Anna Bonitatibus is someone I heard twice at the Zürich Opera, first in Julius Caesar with Cecilia where I described her as "a small woman with a penetrating voice in the role of Sesto."

Then I saw her in Handel's Il Trionfo del Tempo e del Disinganno. I said:

"The dynamism of the coloratura in this work is extreme. Perhaps Handel worked with some incredible singers in Rome in 1707. The most incredible of all is pleasure, a role that was sung by Cecilia Bartoli in the opera's last mounting here, and whose arias form the framework for her Opera Proibita tour. In this mounting it was sung very well indeed by Anna Bonitatibus, a personal favorite."

She was just terrific.

I don't know why I never noticed this before, but she can be purchased from Amazon. For instance, there is a DVD of Rossini's Il Barbiere di Siviglia where I assume she is the star.

She's in a bunch of Handel CDs, including Deidamia, Tolomeo, Tamerlano, the last also on DVD.  There is also a bit of her on YouTube. I am surprised and pleased.

And here's her picture with hair in her face.

Friday, March 14, 2008

20 Tenors

I feel obligated to comment on this list of the all time top 20 tenors from the BBC music mag:

20. Sergey Lemeshev
19. Wolfgang Windgassen
18. Alfredo Kraus
17. Anthony Rolfe Johnson
16. John McCormack
15. Franco Corelli
14. Peter Schreier
13. Juan Diego Florez
12. Carlo Bergonzi
11. Tito Schipa
10. Peter Pears
9. Nicolai Gedda
8. Jon Vickers
7. Beniamino Gigli
6. Lauritz Melchior
5. Jussi Bjoerling
4. Fritz Wunderlich
3. Luciano Pavarotti
2. Enrico Caruso
1. Placido Domingo

I am leaving out number 20 because I never heard of him. He's Russian. That's all I know. The remaining fall into a few well defined categories:

Italians
Enrico Caruso
Luciano Pavarotti
Beniamino Gigli
Carlo Bergonzi
Franco Corelli
Tito Schipa

Swedes pretending to be Italian
Nicolai Gedda
Jussi Bjoerling

These singers represent the Italian tradition, and it's a matter of taste whom you prefer. Tradition would emphasize Caruso. Many consider Franco Corelli the finest Italian tenor who ever lived, and I would definitely move him higher in the list, certainly above Bergonzi. Pavarotti is a brilliant example of the tradition. I have always had a weakness for Bjoerling.

An equally well defined tradition is:

Germans
Fritz Wunderlich
Peter Schreier
Wolfgang Windgassen (I'm counting him as German)

Miscellaneous tenors pretending to be German
Lauritz Melchior (Danish)
Jon Vickers (Canadian)

▸ DATA EXCERPT:
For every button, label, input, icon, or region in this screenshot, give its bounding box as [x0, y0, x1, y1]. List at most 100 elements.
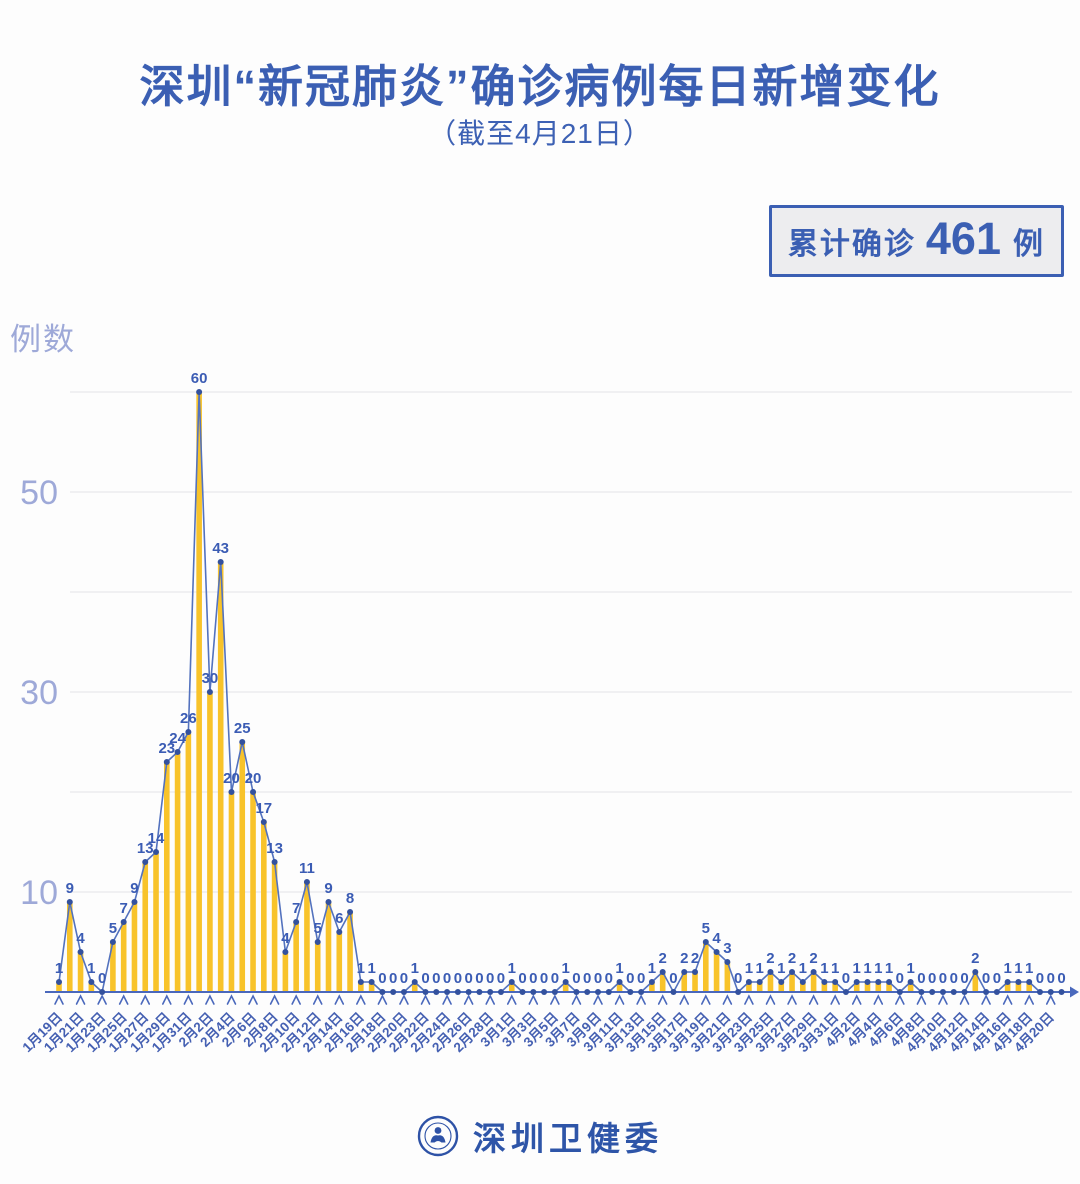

▸ DIRECTIVES:
**a)** In the opera blog post, which tenor holds the number one spot on the BBC music magazine list?
**b)** Pick up the opera blog post after its final line and keep writing it.

▸ TASK ANSWERS:
**a)** Placido Domingo

**b)**
I think I personally prefer Vickers, but would not wish to slight Melchior. A proper list must include these.

The magazine is British so there are singers in that category that we might otherwise ignore, not being ourselves British:

British
Anthony Rolfe Johnson
Peter Pears
John McCormack (Irish)

I had a teacher who loved John McCormack and made me listen to him. It's not a style that particularly grabs me. I would leave all of these out of my top 20.

That leaves a few Spaniards:

Juan Diego Florez
Placido Domingo
Alfredo Kraus

We should all pause briefly to note that not a single Frenchman appears in the list, unless you count Windgassen. No one pops into memory for preferring French style and repertoire. Or perhaps Alfredo Kraus falls into this category. The Spaniard with the German last name emphasized French repertoire.

Juan Diego Florez, actually from Peru, at 35 is by far the youngest in this list. He is the only representative of his generation and is more or less a one off. The repertoire of the long ago Giovanni Battista Rubini (1794-1854) slips onto his voice like a hand made glove. There are others in his Fach, but no one is so spectacular a coloratura tenor in all of recorded history. Where you place him in the list will depend on how highly you regard the bel canto repertoire.

That leaves Placido Domingo. I see from the comments on La Cieca that many would leave him off entirely. How can this be? I propose that it is the purity of his musicianship and the extreme difficulty of placing him in any of the stylistic categories that creates this problem. He sings a lot of Italian repertoire, but isn't exactly Italian. He has always sung a lot of French opera, but isn't exactly French. Now suddenly in his old age he is a Heldentenor without ever sounding exactly German. He must be in any top 20 list, and even any top 10 list, but where? He is not the best Italian, not the best German, so what is he? I've always said he was the sexiest man ever to walk onto an opera stage. Perhaps he is the best Placido Domingo that ever was.

Here are a few tenors not in the list:

Italian style if not nationality:
Giuseppe di Stefano
Mario del Monaco
Robert Alagna
Francisco Araiza
José Carreras
José Cura
Salvatore Licitra
Chris Merritt
Rolando Villazon

German style if not nationality:
Ben Heppner
James King
Jess Thomas

In his period Mario del Monaco dominated the Italian scene. James King was also excellent. Of the modern guys you can make up your own mind.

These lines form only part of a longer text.